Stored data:
+---+
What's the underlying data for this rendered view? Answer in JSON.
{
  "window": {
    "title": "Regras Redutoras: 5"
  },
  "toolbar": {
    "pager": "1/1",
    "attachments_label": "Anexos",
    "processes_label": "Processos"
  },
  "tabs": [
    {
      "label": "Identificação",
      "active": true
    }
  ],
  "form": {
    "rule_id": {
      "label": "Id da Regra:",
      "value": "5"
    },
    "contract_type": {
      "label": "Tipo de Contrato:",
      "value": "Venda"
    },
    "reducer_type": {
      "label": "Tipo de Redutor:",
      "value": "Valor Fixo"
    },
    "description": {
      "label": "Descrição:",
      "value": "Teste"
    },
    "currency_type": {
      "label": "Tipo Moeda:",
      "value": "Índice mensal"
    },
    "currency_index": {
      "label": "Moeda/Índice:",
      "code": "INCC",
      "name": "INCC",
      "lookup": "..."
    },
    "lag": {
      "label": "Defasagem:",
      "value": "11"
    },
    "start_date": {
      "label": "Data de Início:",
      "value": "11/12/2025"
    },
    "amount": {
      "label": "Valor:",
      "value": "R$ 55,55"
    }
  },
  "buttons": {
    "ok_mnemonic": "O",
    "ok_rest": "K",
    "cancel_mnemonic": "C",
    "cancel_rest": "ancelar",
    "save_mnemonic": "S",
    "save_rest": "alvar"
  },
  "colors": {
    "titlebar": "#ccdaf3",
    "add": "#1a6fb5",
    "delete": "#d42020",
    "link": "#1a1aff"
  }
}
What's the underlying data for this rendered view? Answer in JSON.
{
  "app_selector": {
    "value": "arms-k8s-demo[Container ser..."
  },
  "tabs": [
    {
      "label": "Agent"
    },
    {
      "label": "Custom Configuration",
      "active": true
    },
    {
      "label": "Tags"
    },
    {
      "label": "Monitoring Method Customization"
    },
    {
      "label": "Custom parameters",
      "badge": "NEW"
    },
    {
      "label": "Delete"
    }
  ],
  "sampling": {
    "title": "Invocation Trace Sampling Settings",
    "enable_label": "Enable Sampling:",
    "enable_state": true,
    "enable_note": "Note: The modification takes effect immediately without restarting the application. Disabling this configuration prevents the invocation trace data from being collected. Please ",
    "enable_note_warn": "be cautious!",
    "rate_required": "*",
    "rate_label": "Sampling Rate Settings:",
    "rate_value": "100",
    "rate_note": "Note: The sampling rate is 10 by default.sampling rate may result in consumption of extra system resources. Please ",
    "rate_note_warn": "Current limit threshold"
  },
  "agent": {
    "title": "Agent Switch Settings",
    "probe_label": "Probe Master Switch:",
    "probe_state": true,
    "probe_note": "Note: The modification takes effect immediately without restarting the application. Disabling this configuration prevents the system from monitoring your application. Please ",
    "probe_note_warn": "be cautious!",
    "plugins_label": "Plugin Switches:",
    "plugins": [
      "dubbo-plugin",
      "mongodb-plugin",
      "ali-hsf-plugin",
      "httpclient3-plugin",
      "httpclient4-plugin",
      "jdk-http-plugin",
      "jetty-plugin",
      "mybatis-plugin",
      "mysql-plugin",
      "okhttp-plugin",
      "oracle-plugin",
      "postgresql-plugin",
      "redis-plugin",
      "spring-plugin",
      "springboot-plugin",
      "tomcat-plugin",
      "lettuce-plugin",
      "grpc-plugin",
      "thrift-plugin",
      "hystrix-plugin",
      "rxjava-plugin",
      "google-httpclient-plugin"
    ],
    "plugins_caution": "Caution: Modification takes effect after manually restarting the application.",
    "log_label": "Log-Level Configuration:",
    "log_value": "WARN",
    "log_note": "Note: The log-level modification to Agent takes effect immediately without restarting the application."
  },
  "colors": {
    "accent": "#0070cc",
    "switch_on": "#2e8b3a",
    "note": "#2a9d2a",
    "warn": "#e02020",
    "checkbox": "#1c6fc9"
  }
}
+---+
The listing above must be transcribed exactly, line by line.

What's the underlying data for this rendered view? Answer in JSON.
{
  "window": {
    "title": "Regras Redutoras: 5"
  },
  "toolbar": {
    "pager": "1/1",
    "attachments_label": "Anexos",
    "processes_label": "Processos"
  },
  "tabs": [
    {
      "label": "Identificação",
      "active": true
    }
  ],
  "form": {
    "rule_id": {
      "label": "Id da Regra:",
      "value": "5"
    },
    "contract_type": {
      "label": "Tipo de Contrato:",
      "value": "Venda"
    },
    "reducer_type": {
      "label": "Tipo de Redutor:",
      "value": "Valor Fixo"
    },
    "description": {
      "label": "Descrição:",
      "value": "Teste"
    },
    "currency_type": {
      "label": "Tipo Moeda:",
      "value": "Índice mensal"
    },
    "currency_index": {
      "label": "Moeda/Índice:",
      "code": "INCC",
      "name": "INCC",
      "lookup": "..."
    },
    "lag": {
      "label": "Defasagem:",
      "value": "11"
    },
    "start_date": {
      "label": "Data de Início:",
      "value": "11/12/2025"
    },
    "amount": {
      "label": "Valor:",
      "value": "R$ 55,55"
    }
  },
  "buttons": {
    "ok_mnemonic": "O",
    "ok_rest": "K",
    "cancel_mnemonic": "C",
    "cancel_rest": "ancelar",
    "save_mnemonic": "S",
    "save_rest": "alvar"
  },
  "colors": {
    "titlebar": "#ccdaf3",
    "add": "#1a6fb5",
    "delete": "#d42020",
    "link": "#1a1aff"
  }
}
What's the underlying data for this rendered view? Answer in JSON.
{
  "app_selector": {
    "value": "arms-k8s-demo[Container ser..."
  },
  "tabs": [
    {
      "label": "Agent"
    },
    {
      "label": "Custom Configuration",
      "active": true
    },
    {
      "label": "Tags"
    },
    {
      "label": "Monitoring Method Customization"
    },
    {
      "label": "Custom parameters",
      "badge": "NEW"
    },
    {
      "label": "Delete"
    }
  ],
  "sampling": {
    "title": "Invocation Trace Sampling Settings",
    "enable_label": "Enable Sampling:",
    "enable_state": true,
    "enable_note": "Note: The modification takes effect immediately without restarting the application. Disabling this configuration prevents the invocation trace data from being collected. Please ",
    "enable_note_warn": "be cautious!",
    "rate_required": "*",
    "rate_label": "Sampling Rate Settings:",
    "rate_value": "100",
    "rate_note": "Note: The sampling rate is 10 by default.sampling rate may result in consumption of extra system resources. Please ",
    "rate_note_warn": "Current limit threshold"
  },
  "agent": {
    "title": "Agent Switch Settings",
    "probe_label": "Probe Master Switch:",
    "probe_state": true,
    "probe_note": "Note: The modification takes effect immediately without restarting the application. Disabling this configuration prevents the system from monitoring your application. Please ",
    "probe_note_warn": "be cautious!",
    "plugins_label": "Plugin Switches:",
    "plugins": [
      "dubbo-plugin",
      "mongodb-plugin",
      "ali-hsf-plugin",
      "httpclient3-plugin",
      "httpclient4-plugin",
      "jdk-http-plugin",
      "jetty-plugin",
      "mybatis-plugin",
      "mysql-plugin",
      "okhttp-plugin",
      "oracle-plugin",
      "postgresql-plugin",
      "redis-plugin",
      "spring-plugin",
      "springboot-plugin",
      "tomcat-plugin",
      "lettuce-plugin",
      "grpc-plugin",
      "thrift-plugin",
      "hystrix-plugin",
      "rxjava-plugin",
      "google-httpclient-plugin"
    ],
    "plugins_caution": "Caution: Modification takes effect after manually restarting the application.",
    "log_label": "Log-Level Configuration:",
    "log_value": "WARN",
    "log_note": "Note: The log-level modification to Agent takes effect immediately without restarting the application."
  },
  "colors": {
    "accent": "#0070cc",
    "switch_on": "#2e8b3a",
    "note": "#2a9d2a",
    "warn": "#e02020",
    "checkbox": "#1c6fc9"
  }
}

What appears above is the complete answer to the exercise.